● Prompt
Output every entry exactly as given.

********

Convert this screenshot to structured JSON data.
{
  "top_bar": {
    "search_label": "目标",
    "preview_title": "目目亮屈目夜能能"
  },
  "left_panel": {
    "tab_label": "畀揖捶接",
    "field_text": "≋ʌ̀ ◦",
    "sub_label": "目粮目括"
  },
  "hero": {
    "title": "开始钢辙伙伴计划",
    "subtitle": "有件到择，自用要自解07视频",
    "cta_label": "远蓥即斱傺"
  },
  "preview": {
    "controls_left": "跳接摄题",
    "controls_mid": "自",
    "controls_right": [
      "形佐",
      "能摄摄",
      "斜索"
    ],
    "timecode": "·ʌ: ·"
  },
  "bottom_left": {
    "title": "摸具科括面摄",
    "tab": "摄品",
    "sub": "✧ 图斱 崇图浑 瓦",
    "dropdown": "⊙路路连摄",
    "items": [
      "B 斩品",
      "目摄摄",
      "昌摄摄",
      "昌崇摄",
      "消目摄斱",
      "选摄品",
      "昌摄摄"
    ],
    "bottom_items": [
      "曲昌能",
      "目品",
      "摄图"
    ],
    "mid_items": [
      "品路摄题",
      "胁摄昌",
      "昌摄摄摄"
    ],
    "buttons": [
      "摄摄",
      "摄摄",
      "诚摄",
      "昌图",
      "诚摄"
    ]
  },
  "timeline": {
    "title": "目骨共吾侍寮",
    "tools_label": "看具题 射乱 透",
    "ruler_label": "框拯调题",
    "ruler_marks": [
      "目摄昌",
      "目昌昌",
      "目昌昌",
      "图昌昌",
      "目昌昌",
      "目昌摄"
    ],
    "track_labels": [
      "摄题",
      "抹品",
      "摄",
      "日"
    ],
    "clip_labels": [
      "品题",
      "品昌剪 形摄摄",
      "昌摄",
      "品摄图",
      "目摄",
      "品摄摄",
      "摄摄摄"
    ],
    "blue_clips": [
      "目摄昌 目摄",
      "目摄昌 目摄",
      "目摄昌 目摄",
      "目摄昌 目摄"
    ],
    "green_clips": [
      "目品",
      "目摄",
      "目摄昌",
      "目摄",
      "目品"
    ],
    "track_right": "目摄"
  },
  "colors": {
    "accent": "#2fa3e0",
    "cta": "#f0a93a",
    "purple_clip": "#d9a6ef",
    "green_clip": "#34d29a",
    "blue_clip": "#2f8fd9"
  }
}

********

● Worked solution
Convert this screenshot to structured JSON data.
{
  "top_bar": {
    "search_label": "目标",
    "preview_title": "目目亮屈目夜能能"
  },
  "left_panel": {
    "tab_label": "畀揖捶接",
    "field_text": "≋ʌ̀ ◦",
    "sub_label": "目粮目括"
  },
  "hero": {
    "title": "开始钢辙伙伴计划",
    "subtitle": "有件到择，自用要自解07视频",
    "cta_label": "远蓥即斱傺"
  },
  "preview": {
    "controls_left": "跳接摄题",
    "controls_mid": "自",
    "controls_right": [
      "形佐",
      "能摄摄",
      "斜索"
    ],
    "timecode": "·ʌ: ·"
  },
  "bottom_left": {
    "title": "摸具科括面摄",
    "tab": "摄品",
    "sub": "✧ 图斱 崇图浑 瓦",
    "dropdown": "⊙路路连摄",
    "items": [
      "B 斩品",
      "目摄摄",
      "昌摄摄",
      "昌崇摄",
      "消目摄斱",
      "选摄品",
      "昌摄摄"
    ],
    "bottom_items": [
      "曲昌能",
      "目品",
      "摄图"
    ],
    "mid_items": [
      "品路摄题",
      "胁摄昌",
      "昌摄摄摄"
    ],
    "buttons": [
      "摄摄",
      "摄摄",
      "诚摄",
      "昌图",
      "诚摄"
    ]
  },
  "timeline": {
    "title": "目骨共吾侍寮",
    "tools_label": "看具题 射乱 透",
    "ruler_label": "框拯调题",
    "ruler_marks": [
      "目摄昌",
      "目昌昌",
      "目昌昌",
      "图昌昌",
      "目昌昌",
      "目昌摄"
    ],
    "track_labels": [
      "摄题",
      "抹品",
      "摄",
      "日"
    ],
    "clip_labels": [
      "品题",
      "品昌剪 形摄摄",
      "昌摄",
      "品摄图",
      "目摄",
      "品摄摄",
      "摄摄摄"
    ],
    "blue_clips": [
      "目摄昌 目摄",
      "目摄昌 目摄",
      "目摄昌 目摄",
      "目摄昌 目摄"
    ],
    "green_clips": [
      "目品",
      "目摄",
      "目摄昌",
      "目摄",
      "目品"
    ],
    "track_right": "目摄"
  },
  "colors": {
    "accent": "#2fa3e0",
    "cta": "#f0a93a",
    "purple_clip": "#d9a6ef",
    "green_clip": "#34d29a",
    "blue_clip": "#2f8fd9"
  }
}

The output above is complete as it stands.